┌──

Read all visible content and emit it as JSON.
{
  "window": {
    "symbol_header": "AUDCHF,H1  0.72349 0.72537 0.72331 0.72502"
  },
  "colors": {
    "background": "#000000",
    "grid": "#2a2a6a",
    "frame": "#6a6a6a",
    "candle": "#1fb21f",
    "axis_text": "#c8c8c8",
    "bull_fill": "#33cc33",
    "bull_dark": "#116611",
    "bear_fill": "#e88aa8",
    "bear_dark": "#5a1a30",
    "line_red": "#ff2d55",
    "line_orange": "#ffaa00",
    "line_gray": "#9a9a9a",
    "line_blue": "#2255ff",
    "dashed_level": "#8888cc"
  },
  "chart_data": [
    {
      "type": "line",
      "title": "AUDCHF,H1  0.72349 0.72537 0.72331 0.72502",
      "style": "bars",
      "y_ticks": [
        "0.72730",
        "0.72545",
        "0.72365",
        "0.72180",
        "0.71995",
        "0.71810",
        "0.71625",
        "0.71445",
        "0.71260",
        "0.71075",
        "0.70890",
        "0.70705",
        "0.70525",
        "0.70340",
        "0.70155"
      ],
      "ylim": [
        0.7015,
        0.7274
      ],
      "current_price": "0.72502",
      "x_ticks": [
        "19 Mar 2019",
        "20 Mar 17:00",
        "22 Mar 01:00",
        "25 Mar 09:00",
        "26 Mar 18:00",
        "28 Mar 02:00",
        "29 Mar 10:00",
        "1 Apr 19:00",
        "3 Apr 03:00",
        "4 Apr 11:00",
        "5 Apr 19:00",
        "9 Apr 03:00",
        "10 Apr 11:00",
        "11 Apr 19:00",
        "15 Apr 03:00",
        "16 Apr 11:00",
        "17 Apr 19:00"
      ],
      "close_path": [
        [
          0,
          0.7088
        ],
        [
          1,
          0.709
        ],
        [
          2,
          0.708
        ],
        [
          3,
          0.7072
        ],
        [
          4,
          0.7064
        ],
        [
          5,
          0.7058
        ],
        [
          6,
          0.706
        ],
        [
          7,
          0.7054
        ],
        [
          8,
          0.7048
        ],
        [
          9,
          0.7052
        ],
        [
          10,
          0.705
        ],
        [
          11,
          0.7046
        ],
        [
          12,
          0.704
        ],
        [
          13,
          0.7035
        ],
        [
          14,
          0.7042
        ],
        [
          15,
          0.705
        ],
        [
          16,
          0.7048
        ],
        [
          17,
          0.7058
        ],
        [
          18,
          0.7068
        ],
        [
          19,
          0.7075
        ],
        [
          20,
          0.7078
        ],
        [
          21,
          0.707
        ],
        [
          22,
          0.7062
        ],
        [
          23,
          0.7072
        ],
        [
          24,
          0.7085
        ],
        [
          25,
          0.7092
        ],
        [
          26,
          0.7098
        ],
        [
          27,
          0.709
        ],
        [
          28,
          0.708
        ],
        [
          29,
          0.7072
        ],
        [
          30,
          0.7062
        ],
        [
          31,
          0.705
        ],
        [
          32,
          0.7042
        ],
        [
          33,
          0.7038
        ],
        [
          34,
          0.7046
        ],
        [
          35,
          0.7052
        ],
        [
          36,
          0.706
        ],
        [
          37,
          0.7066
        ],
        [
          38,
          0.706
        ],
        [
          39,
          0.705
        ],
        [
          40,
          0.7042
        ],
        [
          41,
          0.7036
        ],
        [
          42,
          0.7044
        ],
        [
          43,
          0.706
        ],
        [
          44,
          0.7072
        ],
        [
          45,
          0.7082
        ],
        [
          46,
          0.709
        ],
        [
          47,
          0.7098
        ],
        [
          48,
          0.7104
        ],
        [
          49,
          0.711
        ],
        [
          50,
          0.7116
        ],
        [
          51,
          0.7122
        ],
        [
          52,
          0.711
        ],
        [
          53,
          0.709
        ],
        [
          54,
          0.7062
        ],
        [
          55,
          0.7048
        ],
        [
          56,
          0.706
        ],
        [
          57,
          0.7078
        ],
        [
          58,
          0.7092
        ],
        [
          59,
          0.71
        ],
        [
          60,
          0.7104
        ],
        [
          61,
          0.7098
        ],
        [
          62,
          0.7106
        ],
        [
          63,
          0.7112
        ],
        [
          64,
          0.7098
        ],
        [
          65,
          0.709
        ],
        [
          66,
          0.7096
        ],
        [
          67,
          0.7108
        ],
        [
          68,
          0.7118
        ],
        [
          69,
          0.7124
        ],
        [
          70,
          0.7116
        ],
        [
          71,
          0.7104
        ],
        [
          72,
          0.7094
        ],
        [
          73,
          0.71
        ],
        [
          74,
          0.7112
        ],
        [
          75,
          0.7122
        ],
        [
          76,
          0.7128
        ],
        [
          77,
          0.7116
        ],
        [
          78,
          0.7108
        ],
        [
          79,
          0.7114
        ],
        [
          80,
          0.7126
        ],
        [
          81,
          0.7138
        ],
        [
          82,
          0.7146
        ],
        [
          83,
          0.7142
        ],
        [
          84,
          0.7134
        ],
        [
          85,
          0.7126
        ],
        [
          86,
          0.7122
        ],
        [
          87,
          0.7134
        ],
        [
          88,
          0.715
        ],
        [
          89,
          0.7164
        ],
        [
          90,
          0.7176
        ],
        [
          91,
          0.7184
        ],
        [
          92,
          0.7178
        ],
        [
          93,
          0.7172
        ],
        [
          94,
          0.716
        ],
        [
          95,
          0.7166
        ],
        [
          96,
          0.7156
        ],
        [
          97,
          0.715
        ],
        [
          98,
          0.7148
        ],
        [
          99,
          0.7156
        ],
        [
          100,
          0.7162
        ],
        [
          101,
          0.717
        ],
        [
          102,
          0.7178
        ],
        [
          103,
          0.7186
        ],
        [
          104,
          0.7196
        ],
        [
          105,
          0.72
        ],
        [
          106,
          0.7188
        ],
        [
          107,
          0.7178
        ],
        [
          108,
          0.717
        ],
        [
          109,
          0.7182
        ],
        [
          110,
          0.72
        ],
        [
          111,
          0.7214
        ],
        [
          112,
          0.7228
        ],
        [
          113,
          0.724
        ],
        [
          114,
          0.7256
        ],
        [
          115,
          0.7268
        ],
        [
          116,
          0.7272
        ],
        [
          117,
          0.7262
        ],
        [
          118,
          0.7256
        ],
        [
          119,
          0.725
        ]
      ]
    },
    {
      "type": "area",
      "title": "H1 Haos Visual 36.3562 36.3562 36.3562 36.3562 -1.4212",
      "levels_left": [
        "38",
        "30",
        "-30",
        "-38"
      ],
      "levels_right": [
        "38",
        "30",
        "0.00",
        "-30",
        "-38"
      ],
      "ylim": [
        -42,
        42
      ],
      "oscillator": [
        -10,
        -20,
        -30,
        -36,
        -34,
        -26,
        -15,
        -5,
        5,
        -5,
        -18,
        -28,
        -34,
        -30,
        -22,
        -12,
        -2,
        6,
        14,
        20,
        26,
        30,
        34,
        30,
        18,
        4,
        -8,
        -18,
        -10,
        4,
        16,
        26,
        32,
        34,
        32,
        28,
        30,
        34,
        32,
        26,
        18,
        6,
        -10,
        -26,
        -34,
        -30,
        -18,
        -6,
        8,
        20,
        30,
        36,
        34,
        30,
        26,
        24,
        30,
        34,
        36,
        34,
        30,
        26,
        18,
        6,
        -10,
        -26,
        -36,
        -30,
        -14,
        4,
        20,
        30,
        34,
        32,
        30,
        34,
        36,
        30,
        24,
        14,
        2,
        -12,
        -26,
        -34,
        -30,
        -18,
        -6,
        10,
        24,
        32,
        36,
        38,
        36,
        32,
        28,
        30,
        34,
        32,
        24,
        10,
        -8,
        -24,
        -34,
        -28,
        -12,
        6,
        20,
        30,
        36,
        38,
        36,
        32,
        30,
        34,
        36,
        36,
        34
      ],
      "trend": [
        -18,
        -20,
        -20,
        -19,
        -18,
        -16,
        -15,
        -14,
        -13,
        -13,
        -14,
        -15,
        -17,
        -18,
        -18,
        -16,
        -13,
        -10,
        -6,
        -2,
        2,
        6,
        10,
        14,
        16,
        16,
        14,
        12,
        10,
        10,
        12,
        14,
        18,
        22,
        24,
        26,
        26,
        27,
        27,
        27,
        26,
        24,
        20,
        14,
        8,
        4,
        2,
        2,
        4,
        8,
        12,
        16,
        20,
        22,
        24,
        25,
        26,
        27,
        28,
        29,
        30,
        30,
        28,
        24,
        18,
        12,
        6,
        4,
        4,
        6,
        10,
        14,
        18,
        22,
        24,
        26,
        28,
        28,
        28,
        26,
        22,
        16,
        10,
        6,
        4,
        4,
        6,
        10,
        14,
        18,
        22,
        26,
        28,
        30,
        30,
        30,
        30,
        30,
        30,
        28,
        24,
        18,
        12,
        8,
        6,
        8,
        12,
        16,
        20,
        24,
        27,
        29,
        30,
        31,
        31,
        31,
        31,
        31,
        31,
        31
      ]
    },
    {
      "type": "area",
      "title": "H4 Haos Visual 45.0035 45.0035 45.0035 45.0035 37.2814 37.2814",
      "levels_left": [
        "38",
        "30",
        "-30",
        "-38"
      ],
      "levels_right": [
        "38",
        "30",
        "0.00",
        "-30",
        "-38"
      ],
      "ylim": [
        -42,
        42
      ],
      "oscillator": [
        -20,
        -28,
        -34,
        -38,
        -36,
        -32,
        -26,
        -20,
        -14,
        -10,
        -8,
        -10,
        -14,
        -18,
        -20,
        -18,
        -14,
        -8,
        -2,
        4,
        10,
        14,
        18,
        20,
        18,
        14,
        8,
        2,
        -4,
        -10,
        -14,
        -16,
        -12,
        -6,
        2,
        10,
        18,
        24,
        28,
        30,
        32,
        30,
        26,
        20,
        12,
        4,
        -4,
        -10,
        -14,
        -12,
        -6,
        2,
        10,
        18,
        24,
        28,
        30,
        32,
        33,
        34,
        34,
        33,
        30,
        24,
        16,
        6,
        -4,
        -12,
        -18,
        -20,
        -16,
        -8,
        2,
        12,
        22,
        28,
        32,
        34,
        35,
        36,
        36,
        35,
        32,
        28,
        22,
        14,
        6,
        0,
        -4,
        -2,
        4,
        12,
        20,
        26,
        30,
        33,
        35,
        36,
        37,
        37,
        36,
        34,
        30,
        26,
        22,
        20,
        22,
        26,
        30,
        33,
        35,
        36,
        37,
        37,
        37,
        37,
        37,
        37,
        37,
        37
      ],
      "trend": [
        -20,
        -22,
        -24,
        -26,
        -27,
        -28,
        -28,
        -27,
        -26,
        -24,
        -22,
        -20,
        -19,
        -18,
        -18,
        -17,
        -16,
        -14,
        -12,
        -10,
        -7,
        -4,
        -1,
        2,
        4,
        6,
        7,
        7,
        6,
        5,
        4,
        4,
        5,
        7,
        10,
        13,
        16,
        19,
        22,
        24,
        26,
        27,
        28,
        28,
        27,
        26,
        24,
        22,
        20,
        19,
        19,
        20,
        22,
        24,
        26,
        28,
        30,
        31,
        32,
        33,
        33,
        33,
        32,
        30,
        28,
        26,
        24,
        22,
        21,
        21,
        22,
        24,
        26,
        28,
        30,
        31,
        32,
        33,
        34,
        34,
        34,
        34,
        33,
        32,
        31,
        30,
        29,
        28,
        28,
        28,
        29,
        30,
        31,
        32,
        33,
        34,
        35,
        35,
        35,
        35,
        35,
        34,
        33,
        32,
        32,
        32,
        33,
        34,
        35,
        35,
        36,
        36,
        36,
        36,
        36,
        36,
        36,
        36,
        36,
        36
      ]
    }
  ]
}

└──

# WORK INSTRUCTIONS
All lines of the data above that include the word "Visual" must be shown.

# EXERCISE RESULT
      "title": "H1 Haos Visual 36.3562 36.3562 36.3562 36.3562 -1.4212",
      "title": "H4 Haos Visual 45.0035 45.0035 45.0035 45.0035 37.2814 37.2814",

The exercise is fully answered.